**Exercise description**
Determine which lines of the records include the word "data", and copy them.

:: Task input

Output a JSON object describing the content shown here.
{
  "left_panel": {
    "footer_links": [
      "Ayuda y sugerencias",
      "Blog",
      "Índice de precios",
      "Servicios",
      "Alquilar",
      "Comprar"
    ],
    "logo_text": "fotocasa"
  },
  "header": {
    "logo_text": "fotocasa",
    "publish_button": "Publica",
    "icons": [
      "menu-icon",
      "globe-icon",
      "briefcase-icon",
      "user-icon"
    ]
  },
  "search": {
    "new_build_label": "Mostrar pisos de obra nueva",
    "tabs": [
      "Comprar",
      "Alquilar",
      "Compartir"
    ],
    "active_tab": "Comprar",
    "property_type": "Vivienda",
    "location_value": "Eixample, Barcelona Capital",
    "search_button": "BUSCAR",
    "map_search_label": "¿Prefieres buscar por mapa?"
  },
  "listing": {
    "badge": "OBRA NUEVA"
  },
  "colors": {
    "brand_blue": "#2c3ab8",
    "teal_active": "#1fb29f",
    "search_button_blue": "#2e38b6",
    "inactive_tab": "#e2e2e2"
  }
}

::::
:: Task input

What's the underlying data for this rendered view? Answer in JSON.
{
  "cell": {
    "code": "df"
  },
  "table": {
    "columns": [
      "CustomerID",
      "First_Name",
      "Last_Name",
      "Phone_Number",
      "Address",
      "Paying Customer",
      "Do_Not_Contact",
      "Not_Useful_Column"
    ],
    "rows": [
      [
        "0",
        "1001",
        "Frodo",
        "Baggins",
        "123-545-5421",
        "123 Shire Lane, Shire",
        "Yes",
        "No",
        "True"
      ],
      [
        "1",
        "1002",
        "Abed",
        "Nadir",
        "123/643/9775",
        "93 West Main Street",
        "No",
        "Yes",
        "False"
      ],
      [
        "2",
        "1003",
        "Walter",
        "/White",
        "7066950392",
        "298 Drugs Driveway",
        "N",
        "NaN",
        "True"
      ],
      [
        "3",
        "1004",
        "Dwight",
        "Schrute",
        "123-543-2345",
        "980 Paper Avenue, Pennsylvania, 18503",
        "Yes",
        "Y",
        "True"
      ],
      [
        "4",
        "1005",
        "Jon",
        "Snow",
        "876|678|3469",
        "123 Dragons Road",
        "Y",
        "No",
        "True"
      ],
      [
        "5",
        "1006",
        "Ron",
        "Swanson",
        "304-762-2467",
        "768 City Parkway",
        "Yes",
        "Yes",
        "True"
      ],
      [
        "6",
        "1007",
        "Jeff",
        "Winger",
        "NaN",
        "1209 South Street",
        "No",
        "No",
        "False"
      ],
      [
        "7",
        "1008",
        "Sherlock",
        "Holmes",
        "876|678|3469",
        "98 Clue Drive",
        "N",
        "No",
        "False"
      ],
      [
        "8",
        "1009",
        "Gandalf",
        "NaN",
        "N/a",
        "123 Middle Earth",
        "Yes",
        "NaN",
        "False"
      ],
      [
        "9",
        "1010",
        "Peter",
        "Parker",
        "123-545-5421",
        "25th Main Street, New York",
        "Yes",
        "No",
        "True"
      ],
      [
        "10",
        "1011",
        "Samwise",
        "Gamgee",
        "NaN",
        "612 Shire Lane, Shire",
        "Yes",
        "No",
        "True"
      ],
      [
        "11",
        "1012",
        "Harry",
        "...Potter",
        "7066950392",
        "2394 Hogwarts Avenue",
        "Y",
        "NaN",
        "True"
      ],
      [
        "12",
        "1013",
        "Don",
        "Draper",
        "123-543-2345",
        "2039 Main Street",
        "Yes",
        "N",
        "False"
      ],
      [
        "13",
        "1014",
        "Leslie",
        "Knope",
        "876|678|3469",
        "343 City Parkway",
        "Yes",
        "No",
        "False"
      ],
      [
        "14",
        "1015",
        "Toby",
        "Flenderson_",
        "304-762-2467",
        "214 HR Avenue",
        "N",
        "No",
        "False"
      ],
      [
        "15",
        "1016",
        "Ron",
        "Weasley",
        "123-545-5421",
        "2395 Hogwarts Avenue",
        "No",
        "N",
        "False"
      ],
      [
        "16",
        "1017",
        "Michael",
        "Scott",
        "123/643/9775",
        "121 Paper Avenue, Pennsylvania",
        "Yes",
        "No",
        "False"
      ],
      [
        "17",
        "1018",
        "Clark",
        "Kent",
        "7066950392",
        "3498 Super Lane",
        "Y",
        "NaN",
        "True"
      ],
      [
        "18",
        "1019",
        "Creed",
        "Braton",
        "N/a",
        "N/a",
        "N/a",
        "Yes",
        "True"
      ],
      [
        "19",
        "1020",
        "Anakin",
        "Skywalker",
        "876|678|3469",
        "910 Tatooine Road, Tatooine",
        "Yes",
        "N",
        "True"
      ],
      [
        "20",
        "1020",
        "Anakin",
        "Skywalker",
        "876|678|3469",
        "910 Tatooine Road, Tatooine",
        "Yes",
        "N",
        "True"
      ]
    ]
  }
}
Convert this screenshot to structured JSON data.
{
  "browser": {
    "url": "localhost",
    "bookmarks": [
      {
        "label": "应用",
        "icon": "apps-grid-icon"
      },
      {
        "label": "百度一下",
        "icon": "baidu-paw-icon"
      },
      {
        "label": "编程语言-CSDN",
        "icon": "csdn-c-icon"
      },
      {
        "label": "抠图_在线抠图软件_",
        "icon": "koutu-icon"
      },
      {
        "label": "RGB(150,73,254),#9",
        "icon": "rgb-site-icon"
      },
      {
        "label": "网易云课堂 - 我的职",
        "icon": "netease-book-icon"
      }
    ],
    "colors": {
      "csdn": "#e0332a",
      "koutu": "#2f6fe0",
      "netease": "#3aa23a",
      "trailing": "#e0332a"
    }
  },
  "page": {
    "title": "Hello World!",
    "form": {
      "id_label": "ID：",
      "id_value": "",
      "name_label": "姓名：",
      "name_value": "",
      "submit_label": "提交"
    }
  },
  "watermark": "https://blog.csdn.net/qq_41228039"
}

::::

**Answer to the task**
What's the underlying data for this rendered view? Answer in JSON.
Convert this screenshot to structured JSON data.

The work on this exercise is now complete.